(Records from a dataset)

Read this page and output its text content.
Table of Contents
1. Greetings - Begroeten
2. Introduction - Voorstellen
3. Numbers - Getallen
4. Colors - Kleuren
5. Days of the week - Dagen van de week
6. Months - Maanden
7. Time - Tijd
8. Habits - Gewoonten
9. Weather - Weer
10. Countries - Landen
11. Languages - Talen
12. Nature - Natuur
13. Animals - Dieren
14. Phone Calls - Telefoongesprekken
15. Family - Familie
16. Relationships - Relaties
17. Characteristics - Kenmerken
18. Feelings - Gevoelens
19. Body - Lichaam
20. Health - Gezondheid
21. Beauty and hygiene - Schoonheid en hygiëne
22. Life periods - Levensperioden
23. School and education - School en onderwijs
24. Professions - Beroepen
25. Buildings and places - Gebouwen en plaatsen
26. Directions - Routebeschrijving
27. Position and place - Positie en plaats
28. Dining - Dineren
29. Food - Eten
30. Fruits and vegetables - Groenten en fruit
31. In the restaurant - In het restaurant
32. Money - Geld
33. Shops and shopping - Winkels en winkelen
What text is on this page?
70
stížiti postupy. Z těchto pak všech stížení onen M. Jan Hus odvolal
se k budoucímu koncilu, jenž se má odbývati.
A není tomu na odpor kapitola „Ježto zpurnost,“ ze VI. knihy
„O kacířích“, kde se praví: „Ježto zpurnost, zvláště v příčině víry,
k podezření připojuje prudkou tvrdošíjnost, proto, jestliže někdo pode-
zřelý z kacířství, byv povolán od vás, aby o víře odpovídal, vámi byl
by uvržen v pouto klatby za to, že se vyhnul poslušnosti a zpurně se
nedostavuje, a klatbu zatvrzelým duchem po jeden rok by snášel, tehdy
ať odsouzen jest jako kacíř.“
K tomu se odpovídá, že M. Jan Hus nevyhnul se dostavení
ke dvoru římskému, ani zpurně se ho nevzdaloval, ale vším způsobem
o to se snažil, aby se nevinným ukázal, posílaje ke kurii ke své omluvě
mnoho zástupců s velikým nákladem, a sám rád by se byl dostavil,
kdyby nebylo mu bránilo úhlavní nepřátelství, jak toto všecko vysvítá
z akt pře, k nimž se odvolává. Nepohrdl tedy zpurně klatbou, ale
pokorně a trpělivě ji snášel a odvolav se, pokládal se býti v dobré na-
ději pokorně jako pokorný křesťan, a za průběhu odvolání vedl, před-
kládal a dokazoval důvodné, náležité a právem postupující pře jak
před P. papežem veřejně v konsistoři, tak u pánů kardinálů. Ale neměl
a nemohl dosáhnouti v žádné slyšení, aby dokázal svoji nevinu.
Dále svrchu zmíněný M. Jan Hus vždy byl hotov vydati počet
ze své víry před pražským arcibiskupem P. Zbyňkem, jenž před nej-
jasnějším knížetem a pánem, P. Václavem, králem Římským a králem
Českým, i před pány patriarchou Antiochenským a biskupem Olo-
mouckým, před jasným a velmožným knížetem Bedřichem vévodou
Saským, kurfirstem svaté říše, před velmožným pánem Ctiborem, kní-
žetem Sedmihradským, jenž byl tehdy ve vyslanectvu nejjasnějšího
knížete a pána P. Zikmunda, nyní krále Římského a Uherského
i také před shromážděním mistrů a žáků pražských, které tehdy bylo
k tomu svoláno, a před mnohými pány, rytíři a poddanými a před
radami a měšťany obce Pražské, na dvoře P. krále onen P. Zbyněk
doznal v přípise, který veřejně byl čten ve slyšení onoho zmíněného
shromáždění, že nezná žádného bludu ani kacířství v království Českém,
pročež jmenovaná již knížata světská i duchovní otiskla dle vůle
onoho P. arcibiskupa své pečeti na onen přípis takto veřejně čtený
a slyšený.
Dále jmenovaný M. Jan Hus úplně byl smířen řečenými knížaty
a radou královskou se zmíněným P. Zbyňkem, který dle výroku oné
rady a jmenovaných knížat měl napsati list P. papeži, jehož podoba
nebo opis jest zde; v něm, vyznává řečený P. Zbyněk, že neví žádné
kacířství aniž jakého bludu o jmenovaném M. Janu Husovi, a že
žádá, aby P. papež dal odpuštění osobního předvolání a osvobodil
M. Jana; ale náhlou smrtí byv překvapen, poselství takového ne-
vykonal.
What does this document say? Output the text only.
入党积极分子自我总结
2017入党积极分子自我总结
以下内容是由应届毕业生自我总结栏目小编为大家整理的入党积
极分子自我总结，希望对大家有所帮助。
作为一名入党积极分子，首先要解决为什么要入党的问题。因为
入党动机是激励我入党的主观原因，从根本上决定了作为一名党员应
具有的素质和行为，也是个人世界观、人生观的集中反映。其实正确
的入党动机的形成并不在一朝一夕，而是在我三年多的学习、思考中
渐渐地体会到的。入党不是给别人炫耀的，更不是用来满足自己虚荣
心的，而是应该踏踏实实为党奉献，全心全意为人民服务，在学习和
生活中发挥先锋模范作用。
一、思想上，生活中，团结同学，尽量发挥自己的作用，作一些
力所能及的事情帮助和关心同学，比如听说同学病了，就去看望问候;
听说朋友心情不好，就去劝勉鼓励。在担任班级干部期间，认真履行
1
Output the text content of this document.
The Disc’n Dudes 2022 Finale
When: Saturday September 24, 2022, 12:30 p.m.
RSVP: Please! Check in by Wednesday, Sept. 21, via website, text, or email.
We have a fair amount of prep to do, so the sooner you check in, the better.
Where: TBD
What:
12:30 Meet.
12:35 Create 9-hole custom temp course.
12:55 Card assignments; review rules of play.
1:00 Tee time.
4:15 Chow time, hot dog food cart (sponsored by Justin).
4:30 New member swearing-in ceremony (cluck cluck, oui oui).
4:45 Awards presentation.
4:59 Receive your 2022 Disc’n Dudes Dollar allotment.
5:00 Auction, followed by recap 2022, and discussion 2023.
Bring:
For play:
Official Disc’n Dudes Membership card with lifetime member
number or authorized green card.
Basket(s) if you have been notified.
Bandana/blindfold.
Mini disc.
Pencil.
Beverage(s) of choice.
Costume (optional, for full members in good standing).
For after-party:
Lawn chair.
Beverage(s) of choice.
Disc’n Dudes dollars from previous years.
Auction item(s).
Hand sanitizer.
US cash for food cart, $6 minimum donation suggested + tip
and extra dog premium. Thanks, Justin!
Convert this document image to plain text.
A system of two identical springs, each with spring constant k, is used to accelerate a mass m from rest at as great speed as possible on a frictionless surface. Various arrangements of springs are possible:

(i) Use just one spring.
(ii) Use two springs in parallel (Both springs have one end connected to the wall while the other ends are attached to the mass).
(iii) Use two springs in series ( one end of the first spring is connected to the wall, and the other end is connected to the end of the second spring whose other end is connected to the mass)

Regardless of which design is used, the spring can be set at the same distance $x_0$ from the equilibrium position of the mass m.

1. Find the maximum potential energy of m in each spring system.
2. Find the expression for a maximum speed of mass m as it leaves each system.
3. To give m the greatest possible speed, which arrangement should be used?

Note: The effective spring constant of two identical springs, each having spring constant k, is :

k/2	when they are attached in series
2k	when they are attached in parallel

▶ _Exercise brief_
Scan the material above for the string "pánem" and return the lines that hold it.

▶ _Result for this task_
jasnějším knížetem a pánem, P. Václavem, králem Římským a králem
Saským, kurfirstem svaté říše, před velmožným pánem Ctiborem, kní-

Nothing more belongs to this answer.